Goal: Read through the data and count the lines that contain the string "section"; give only the result.

Collected data entries:
┌──
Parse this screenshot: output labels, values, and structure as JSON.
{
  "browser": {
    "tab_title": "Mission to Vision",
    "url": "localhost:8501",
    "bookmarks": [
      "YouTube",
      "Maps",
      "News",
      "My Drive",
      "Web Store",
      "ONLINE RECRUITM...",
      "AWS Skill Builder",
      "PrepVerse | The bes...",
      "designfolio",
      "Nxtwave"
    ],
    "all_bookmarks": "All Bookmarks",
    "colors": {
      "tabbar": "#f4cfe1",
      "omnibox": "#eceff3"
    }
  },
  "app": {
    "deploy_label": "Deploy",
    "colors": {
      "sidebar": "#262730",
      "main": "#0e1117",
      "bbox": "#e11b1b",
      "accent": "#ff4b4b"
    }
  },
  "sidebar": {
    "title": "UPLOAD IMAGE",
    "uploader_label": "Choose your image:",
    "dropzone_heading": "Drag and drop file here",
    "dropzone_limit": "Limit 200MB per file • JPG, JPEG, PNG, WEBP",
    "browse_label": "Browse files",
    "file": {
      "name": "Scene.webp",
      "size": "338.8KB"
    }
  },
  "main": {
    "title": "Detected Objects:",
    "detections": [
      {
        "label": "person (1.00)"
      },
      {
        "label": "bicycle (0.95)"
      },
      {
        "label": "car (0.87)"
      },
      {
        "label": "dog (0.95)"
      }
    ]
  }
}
└──
┌──
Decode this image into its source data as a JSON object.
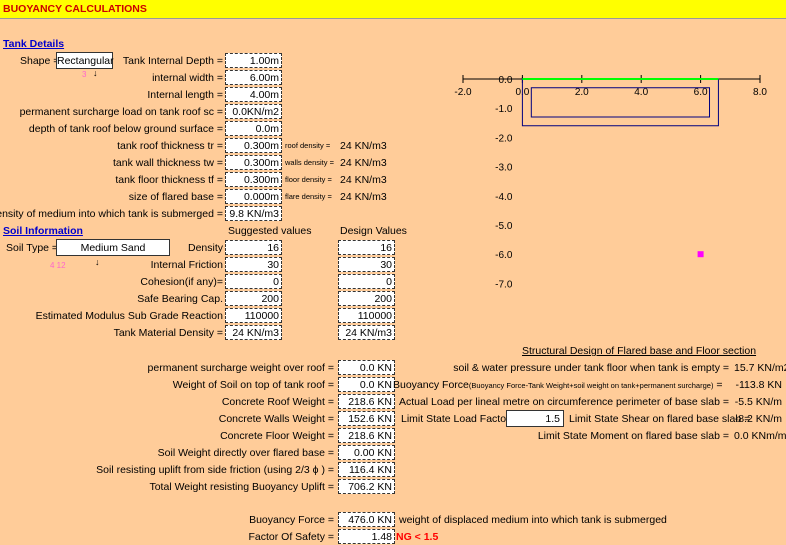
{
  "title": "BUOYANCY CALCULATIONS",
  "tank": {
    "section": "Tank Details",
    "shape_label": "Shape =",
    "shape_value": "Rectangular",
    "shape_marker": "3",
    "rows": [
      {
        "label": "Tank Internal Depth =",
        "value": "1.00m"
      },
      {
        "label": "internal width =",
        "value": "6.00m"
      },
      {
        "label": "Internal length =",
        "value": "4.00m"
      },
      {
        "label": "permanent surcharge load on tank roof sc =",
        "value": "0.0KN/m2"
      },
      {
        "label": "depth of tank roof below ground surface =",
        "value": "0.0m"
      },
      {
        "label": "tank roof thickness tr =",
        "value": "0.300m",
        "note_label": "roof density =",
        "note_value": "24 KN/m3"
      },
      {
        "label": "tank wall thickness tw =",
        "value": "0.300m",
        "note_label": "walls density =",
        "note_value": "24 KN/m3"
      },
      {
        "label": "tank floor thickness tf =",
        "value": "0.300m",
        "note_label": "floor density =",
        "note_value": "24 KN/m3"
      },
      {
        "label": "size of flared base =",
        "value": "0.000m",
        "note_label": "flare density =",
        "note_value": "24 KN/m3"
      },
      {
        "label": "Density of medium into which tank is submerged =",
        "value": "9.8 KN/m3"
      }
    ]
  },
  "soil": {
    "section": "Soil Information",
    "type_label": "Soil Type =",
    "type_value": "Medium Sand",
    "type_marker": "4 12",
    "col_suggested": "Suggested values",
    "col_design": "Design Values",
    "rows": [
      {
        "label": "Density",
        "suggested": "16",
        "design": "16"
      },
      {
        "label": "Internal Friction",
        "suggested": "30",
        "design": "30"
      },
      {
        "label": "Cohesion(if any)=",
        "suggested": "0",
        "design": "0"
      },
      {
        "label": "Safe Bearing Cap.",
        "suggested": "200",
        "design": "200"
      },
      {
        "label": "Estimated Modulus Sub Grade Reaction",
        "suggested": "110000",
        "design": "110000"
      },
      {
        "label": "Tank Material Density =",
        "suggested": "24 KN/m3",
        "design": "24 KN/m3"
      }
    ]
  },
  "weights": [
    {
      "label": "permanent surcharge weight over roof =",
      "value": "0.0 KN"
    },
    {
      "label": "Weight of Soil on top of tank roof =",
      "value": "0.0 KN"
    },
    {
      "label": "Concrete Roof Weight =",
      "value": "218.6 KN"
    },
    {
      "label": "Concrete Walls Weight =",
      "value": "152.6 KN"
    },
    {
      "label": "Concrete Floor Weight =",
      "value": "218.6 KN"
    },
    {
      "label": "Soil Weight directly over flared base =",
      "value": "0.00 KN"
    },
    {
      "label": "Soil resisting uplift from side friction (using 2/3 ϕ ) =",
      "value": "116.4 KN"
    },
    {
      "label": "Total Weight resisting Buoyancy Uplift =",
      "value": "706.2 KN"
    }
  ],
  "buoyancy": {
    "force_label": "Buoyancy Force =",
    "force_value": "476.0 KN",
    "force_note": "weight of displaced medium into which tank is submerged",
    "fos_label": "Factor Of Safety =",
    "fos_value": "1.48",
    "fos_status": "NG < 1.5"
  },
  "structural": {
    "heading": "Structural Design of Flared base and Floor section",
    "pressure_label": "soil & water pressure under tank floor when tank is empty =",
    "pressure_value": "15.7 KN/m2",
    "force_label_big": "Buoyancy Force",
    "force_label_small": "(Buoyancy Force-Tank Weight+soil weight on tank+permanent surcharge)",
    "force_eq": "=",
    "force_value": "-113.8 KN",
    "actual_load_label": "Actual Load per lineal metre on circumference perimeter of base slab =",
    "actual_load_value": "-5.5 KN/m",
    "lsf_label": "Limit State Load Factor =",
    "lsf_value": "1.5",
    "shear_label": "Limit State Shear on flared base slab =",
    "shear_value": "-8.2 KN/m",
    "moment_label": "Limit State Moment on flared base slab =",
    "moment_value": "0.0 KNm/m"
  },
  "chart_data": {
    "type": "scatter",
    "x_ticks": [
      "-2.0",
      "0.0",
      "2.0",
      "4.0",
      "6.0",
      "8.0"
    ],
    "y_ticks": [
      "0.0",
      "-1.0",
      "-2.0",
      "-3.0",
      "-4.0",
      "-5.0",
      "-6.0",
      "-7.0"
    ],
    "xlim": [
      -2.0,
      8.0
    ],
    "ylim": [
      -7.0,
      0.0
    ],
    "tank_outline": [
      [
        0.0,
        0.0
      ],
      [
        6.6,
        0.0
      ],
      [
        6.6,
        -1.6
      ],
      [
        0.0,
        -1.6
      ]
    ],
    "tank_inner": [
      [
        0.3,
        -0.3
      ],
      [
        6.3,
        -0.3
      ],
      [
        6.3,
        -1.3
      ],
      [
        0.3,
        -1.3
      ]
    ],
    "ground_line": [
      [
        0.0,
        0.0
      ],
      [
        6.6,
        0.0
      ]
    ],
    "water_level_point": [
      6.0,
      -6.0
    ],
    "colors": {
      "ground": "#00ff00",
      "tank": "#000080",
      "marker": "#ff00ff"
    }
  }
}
└──
Solution for this exercise: 3